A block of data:
-- Begin --

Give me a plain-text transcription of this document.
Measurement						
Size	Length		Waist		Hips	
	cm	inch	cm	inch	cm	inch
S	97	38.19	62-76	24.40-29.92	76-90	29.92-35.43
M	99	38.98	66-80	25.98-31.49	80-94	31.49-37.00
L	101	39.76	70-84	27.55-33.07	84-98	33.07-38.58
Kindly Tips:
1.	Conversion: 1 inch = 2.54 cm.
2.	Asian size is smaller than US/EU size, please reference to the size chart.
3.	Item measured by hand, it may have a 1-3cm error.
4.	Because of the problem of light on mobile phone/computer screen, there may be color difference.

-- End --

§ **To do**: Nothing should be left out: return all of the records exactly.

§ **Reply to the task**:
Give me a plain-text transcription of this document.
Measurement						
Size	Length		Waist		Hips	
	cm	inch	cm	inch	cm	inch
S	97	38.19	62-76	24.40-29.92	76-90	29.92-35.43
M	99	38.98	66-80	25.98-31.49	80-94	31.49-37.00
L	101	39.76	70-84	27.55-33.07	84-98	33.07-38.58
Kindly Tips:
1.	Conversion: 1 inch = 2.54 cm.
2.	Asian size is smaller than US/EU size, please reference to the size chart.
3.	Item measured by hand, it may have a 1-3cm error.
4.	Because of the problem of light on mobile phone/computer screen, there may be color difference.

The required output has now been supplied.